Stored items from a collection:
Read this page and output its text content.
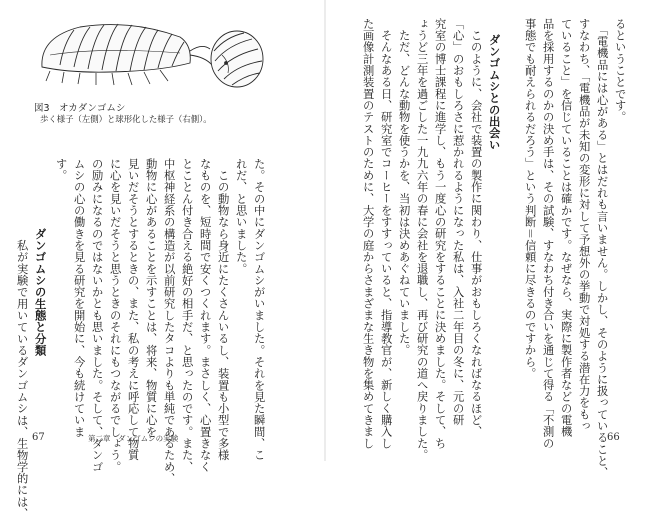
図3　オカダンゴムシ
歩く様子（左側）と球形化した様子（右側）。
た。その中にダンゴムシがいました。それを見た瞬間、こ
れだ、と思いました。
　この動物なら身近にたくさんいるし、装置も小型で多様
なものを、短時間で安くつくれます。まさしく、心置きなく
とことん付き合える絶好の相手だ、と思ったのです。また、
中枢神経系の構造が以前研究したタコよりも単純であるため、
動物に心があることを示すことは、将来、物質に心を
見いだそうとするときの、また、私の考えに呼応して物質
に心を見いだそうと思うときのそれにもつながるでしょう。
の励みになるのではないかとも思いました。そして、ダンゴ
ムシの心の働きを見る研究を開始に、今も続けていま
す。
ダンゴムシの生態と分類
　私が実験で用いているダンゴムシは、生物学的には、 67	第二章　ダンゴムシの実験
るということです。
　「電機品には心がある」とはだれも言いません。しかし、そのように扱っていること、
すなわち、「電機品が未知の変形に対して予想外の挙動で対処する潜在力をもっ
ていること」を信じていることは確かです。なぜなら、実際に製作者などの電機
品を採用するのかの決め手は、その試験、すなわち付き合いを通じて得る「不測の
事態でも耐えられるだろう」という判断＝信頼に尽きるのですから。
ダンゴムシとの出会い
　このように、会社で装置の製作に関わり、仕事がおもしろくなればなるほど、
「心」のおもしろさに惹かれるようになった私は、入社二年目の冬に、元の研
究室の博士課程に進学し、もう一度心の研究をすることに決めました。そして、ち
ょうど三年を過ごした一九九六年の春に会社を退職し、再び研究の道へ戻りました。
　ただ、どんな動物を使うかを、当初は決めあぐねていました。
　そんなある日、研究室でコーヒーをすすっていると、指導教官が、新しく購入し
た画像計測装置のテストのために、大学の庭からさまざまな生き物を集めてきまし	66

Task goal:
Return all of the data exactly as written, and drop the pictures.

Expected answer:
Read this page and output its text content.
図3　オカダンゴムシ
歩く様子（左側）と球形化した様子（右側）。
た。その中にダンゴムシがいました。それを見た瞬間、こ
れだ、と思いました。
　この動物なら身近にたくさんいるし、装置も小型で多様
なものを、短時間で安くつくれます。まさしく、心置きなく
とことん付き合える絶好の相手だ、と思ったのです。また、
中枢神経系の構造が以前研究したタコよりも単純であるため、
動物に心があることを示すことは、将来、物質に心を
見いだそうとするときの、また、私の考えに呼応して物質
に心を見いだそうと思うときのそれにもつながるでしょう。
の励みになるのではないかとも思いました。そして、ダンゴ
ムシの心の働きを見る研究を開始に、今も続けていま
す。
ダンゴムシの生態と分類
　私が実験で用いているダンゴムシは、生物学的には、 67	第二章　ダンゴムシの実験
るということです。
　「電機品には心がある」とはだれも言いません。しかし、そのように扱っていること、
すなわち、「電機品が未知の変形に対して予想外の挙動で対処する潜在力をもっ
ていること」を信じていることは確かです。なぜなら、実際に製作者などの電機
品を採用するのかの決め手は、その試験、すなわち付き合いを通じて得る「不測の
事態でも耐えられるだろう」という判断＝信頼に尽きるのですから。
ダンゴムシとの出会い
　このように、会社で装置の製作に関わり、仕事がおもしろくなればなるほど、
「心」のおもしろさに惹かれるようになった私は、入社二年目の冬に、元の研
究室の博士課程に進学し、もう一度心の研究をすることに決めました。そして、ち
ょうど三年を過ごした一九九六年の春に会社を退職し、再び研究の道へ戻りました。
　ただ、どんな動物を使うかを、当初は決めあぐねていました。
　そんなある日、研究室でコーヒーをすすっていると、指導教官が、新しく購入し
た画像計測装置のテストのために、大学の庭からさまざまな生き物を集めてきまし	66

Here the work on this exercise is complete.